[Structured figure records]

--- begin ---

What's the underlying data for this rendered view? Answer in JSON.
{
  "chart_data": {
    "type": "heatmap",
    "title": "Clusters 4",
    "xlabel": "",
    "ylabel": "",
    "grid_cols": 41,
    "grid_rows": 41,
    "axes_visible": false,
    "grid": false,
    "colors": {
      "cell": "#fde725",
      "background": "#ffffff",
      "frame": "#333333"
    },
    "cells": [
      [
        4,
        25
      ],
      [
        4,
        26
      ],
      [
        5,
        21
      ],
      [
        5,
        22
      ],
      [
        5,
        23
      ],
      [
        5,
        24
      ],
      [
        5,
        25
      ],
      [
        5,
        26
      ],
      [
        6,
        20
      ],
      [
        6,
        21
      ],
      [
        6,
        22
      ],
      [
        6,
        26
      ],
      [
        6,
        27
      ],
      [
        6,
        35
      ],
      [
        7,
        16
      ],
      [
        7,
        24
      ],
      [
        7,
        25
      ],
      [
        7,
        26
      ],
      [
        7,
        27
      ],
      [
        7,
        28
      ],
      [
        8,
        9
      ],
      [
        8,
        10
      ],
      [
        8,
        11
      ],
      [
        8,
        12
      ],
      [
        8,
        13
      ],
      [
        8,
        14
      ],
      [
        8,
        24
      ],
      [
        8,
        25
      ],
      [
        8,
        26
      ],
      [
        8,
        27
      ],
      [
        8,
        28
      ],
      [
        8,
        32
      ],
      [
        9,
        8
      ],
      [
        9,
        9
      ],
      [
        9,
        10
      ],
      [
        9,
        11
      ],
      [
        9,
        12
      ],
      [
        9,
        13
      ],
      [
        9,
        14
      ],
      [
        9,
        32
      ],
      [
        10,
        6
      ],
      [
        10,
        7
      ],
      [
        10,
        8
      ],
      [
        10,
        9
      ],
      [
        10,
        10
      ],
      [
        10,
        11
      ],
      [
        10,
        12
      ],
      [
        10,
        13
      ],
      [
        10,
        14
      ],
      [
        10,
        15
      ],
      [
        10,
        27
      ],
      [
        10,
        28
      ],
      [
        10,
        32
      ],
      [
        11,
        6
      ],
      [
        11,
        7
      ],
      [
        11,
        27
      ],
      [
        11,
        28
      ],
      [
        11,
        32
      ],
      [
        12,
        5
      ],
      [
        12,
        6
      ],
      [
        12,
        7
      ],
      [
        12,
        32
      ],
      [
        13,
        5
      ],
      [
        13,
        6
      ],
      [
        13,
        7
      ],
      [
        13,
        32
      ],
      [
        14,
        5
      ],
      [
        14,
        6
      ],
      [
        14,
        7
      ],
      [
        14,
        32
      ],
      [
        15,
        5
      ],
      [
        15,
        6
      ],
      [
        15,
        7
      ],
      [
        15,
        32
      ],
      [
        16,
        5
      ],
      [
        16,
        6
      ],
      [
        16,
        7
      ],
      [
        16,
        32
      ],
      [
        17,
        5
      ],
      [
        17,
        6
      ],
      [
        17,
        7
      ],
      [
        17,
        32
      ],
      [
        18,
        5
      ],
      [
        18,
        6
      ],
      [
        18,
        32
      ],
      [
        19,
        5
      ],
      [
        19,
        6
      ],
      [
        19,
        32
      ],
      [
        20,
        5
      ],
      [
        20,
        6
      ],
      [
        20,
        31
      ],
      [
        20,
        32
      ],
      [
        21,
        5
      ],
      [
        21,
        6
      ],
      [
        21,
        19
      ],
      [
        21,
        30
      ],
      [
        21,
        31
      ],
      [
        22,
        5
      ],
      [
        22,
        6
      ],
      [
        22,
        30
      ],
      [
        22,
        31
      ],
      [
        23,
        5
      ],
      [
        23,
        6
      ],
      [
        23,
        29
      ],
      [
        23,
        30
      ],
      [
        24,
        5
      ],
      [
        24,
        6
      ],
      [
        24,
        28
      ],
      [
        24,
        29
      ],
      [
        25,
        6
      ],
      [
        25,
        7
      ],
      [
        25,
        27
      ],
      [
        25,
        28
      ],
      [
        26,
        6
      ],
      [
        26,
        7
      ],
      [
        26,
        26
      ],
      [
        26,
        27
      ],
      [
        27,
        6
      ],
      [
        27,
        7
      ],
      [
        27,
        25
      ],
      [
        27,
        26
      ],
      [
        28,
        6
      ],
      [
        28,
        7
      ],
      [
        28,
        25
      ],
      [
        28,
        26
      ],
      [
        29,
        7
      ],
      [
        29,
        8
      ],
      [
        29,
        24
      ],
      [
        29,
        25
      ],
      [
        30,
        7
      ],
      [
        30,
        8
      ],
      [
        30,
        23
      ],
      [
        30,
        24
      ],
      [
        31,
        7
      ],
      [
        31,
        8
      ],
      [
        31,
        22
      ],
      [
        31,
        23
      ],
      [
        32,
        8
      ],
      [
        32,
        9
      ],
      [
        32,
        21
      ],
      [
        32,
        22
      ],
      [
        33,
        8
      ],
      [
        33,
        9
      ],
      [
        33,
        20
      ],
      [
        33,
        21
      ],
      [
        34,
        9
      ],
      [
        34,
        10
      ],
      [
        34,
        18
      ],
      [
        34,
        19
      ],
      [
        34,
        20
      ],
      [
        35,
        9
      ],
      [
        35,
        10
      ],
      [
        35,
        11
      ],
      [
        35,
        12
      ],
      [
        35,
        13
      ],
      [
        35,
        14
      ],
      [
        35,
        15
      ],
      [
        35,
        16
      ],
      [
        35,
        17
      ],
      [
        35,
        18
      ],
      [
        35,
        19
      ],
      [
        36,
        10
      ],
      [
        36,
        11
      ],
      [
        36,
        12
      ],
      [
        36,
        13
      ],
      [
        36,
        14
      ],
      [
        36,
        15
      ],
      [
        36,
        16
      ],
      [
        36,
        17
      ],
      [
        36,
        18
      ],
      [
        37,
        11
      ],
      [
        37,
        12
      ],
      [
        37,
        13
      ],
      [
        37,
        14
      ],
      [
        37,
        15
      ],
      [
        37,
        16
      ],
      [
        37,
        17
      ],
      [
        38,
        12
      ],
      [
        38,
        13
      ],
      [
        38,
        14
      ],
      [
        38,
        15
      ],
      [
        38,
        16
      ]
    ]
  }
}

--- end ---

Challenge — Every entry above needs to be quoted exactly.

Output —
What's the underlying data for this rendered view? Answer in JSON.
{
  "chart_data": {
    "type": "heatmap",
    "title": "Clusters 4",
    "xlabel": "",
    "ylabel": "",
    "grid_cols": 41,
    "grid_rows": 41,
    "axes_visible": false,
    "grid": false,
    "colors": {
      "cell": "#fde725",
      "background": "#ffffff",
      "frame": "#333333"
    },
    "cells": [
      [
        4,
        25
      ],
      [
        4,
        26
      ],
      [
        5,
        21
      ],
      [
        5,
        22
      ],
      [
        5,
        23
      ],
      [
        5,
        24
      ],
      [
        5,
        25
      ],
      [
        5,
        26
      ],
      [
        6,
        20
      ],
      [
        6,
        21
      ],
      [
        6,
        22
      ],
      [
        6,
        26
      ],
      [
        6,
        27
      ],
      [
        6,
        35
      ],
      [
        7,
        16
      ],
      [
        7,
        24
      ],
      [
        7,
        25
      ],
      [
        7,
        26
      ],
      [
        7,
        27
      ],
      [
        7,
        28
      ],
      [
        8,
        9
      ],
      [
        8,
        10
      ],
      [
        8,
        11
      ],
      [
        8,
        12
      ],
      [
        8,
        13
      ],
      [
        8,
        14
      ],
      [
        8,
        24
      ],
      [
        8,
        25
      ],
      [
        8,
        26
      ],
      [
        8,
        27
      ],
      [
        8,
        28
      ],
      [
        8,
        32
      ],
      [
        9,
        8
      ],
      [
        9,
        9
      ],
      [
        9,
        10
      ],
      [
        9,
        11
      ],
      [
        9,
        12
      ],
      [
        9,
        13
      ],
      [
        9,
        14
      ],
      [
        9,
        32
      ],
      [
        10,
        6
      ],
      [
        10,
        7
      ],
      [
        10,
        8
      ],
      [
        10,
        9
      ],
      [
        10,
        10
      ],
      [
        10,
        11
      ],
      [
        10,
        12
      ],
      [
        10,
        13
      ],
      [
        10,
        14
      ],
      [
        10,
        15
      ],
      [
        10,
        27
      ],
      [
        10,
        28
      ],
      [
        10,
        32
      ],
      [
        11,
        6
      ],
      [
        11,
        7
      ],
      [
        11,
        27
      ],
      [
        11,
        28
      ],
      [
        11,
        32
      ],
      [
        12,
        5
      ],
      [
        12,
        6
      ],
      [
        12,
        7
      ],
      [
        12,
        32
      ],
      [
        13,
        5
      ],
      [
        13,
        6
      ],
      [
        13,
        7
      ],
      [
        13,
        32
      ],
      [
        14,
        5
      ],
      [
        14,
        6
      ],
      [
        14,
        7
      ],
      [
        14,
        32
      ],
      [
        15,
        5
      ],
      [
        15,
        6
      ],
      [
        15,
        7
      ],
      [
        15,
        32
      ],
      [
        16,
        5
      ],
      [
        16,
        6
      ],
      [
        16,
        7
      ],
      [
        16,
        32
      ],
      [
        17,
        5
      ],
      [
        17,
        6
      ],
      [
        17,
        7
      ],
      [
        17,
        32
      ],
      [
        18,
        5
      ],
      [
        18,
        6
      ],
      [
        18,
        32
      ],
      [
        19,
        5
      ],
      [
        19,
        6
      ],
      [
        19,
        32
      ],
      [
        20,
        5
      ],
      [
        20,
        6
      ],
      [
        20,
        31
      ],
      [
        20,
        32
      ],
      [
        21,
        5
      ],
      [
        21,
        6
      ],
      [
        21,
        19
      ],
      [
        21,
        30
      ],
      [
        21,
        31
      ],
      [
        22,
        5
      ],
      [
        22,
        6
      ],
      [
        22,
        30
      ],
      [
        22,
        31
      ],
      [
        23,
        5
      ],
      [
        23,
        6
      ],
      [
        23,
        29
      ],
      [
        23,
        30
      ],
      [
        24,
        5
      ],
      [
        24,
        6
      ],
      [
        24,
        28
      ],
      [
        24,
        29
      ],
      [
        25,
        6
      ],
      [
        25,
        7
      ],
      [
        25,
        27
      ],
      [
        25,
        28
      ],
      [
        26,
        6
      ],
      [
        26,
        7
      ],
      [
        26,
        26
      ],
      [
        26,
        27
      ],
      [
        27,
        6
      ],
      [
        27,
        7
      ],
      [
        27,
        25
      ],
      [
        27,
        26
      ],
      [
        28,
        6
      ],
      [
        28,
        7
      ],
      [
        28,
        25
      ],
      [
        28,
        26
      ],
      [
        29,
        7
      ],
      [
        29,
        8
      ],
      [
        29,
        24
      ],
      [
        29,
        25
      ],
      [
        30,
        7
      ],
      [
        30,
        8
      ],
      [
        30,
        23
      ],
      [
        30,
        24
      ],
      [
        31,
        7
      ],
      [
        31,
        8
      ],
      [
        31,
        22
      ],
      [
        31,
        23
      ],
      [
        32,
        8
      ],
      [
        32,
        9
      ],
      [
        32,
        21
      ],
      [
        32,
        22
      ],
      [
        33,
        8
      ],
      [
        33,
        9
      ],
      [
        33,
        20
      ],
      [
        33,
        21
      ],
      [
        34,
        9
      ],
      [
        34,
        10
      ],
      [
        34,
        18
      ],
      [
        34,
        19
      ],
      [
        34,
        20
      ],
      [
        35,
        9
      ],
      [
        35,
        10
      ],
      [
        35,
        11
      ],
      [
        35,
        12
      ],
      [
        35,
        13
      ],
      [
        35,
        14
      ],
      [
        35,
        15
      ],
      [
        35,
        16
      ],
      [
        35,
        17
      ],
      [
        35,
        18
      ],
      [
        35,
        19
      ],
      [
        36,
        10
      ],
      [
        36,
        11
      ],
      [
        36,
        12
      ],
      [
        36,
        13
      ],
      [
        36,
        14
      ],
      [
        36,
        15
      ],
      [
        36,
        16
      ],
      [
        36,
        17
      ],
      [
        36,
        18
      ],
      [
        37,
        11
      ],
      [
        37,
        12
      ],
      [
        37,
        13
      ],
      [
        37,
        14
      ],
      [
        37,
        15
      ],
      [
        37,
        16
      ],
      [
        37,
        17
      ],
      [
        38,
        12
      ],
      [
        38,
        13
      ],
      [
        38,
        14
      ],
      [
        38,
        15
      ],
      [
        38,
        16
      ]
    ]
  }
}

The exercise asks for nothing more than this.